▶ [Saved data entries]
________________________________________
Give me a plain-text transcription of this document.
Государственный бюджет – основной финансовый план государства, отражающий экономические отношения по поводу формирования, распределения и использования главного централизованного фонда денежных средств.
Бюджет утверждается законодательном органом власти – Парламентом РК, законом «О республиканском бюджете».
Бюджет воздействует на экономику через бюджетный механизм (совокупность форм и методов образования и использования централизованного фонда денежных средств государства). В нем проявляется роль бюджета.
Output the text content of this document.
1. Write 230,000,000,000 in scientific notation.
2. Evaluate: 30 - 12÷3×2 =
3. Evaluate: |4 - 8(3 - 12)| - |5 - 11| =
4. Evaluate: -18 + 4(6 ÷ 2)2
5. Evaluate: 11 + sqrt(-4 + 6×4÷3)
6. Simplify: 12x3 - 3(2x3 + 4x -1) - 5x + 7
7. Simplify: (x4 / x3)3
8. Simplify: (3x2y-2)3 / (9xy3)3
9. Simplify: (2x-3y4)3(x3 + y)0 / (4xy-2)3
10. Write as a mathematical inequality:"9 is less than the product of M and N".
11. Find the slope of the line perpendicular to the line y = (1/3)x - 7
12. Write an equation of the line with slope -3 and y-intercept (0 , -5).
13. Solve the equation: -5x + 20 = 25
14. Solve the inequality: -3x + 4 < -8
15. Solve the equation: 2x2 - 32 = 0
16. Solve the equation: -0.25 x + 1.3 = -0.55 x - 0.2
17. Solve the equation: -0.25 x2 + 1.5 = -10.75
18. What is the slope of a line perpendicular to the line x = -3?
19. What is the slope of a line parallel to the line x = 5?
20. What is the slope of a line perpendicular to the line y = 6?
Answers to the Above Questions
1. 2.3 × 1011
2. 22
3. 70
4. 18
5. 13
________________________________________
▶ [Your goal]
Give back the data above exactly as it appears.

▶ [The completed task]
Give me a plain-text transcription of this document.
Государственный бюджет – основной финансовый план государства, отражающий экономические отношения по поводу формирования, распределения и использования главного централизованного фонда денежных средств.
Бюджет утверждается законодательном органом власти – Парламентом РК, законом «О республиканском бюджете».
Бюджет воздействует на экономику через бюджетный механизм (совокупность форм и методов образования и использования централизованного фонда денежных средств государства). В нем проявляется роль бюджета.
Output the text content of this document.
1. Write 230,000,000,000 in scientific notation.
2. Evaluate: 30 - 12÷3×2 =
3. Evaluate: |4 - 8(3 - 12)| - |5 - 11| =
4. Evaluate: -18 + 4(6 ÷ 2)2
5. Evaluate: 11 + sqrt(-4 + 6×4÷3)
6. Simplify: 12x3 - 3(2x3 + 4x -1) - 5x + 7
7. Simplify: (x4 / x3)3
8. Simplify: (3x2y-2)3 / (9xy3)3
9. Simplify: (2x-3y4)3(x3 + y)0 / (4xy-2)3
10. Write as a mathematical inequality:"9 is less than the product of M and N".
11. Find the slope of the line perpendicular to the line y = (1/3)x - 7
12. Write an equation of the line with slope -3 and y-intercept (0 , -5).
13. Solve the equation: -5x + 20 = 25
14. Solve the inequality: -3x + 4 < -8
15. Solve the equation: 2x2 - 32 = 0
16. Solve the equation: -0.25 x + 1.3 = -0.55 x - 0.2
17. Solve the equation: -0.25 x2 + 1.5 = -10.75
18. What is the slope of a line perpendicular to the line x = -3?
19. What is the slope of a line parallel to the line x = 5?
20. What is the slope of a line perpendicular to the line y = 6?
Answers to the Above Questions
1. 2.3 × 1011
2. 22
3. 70
4. 18
5. 13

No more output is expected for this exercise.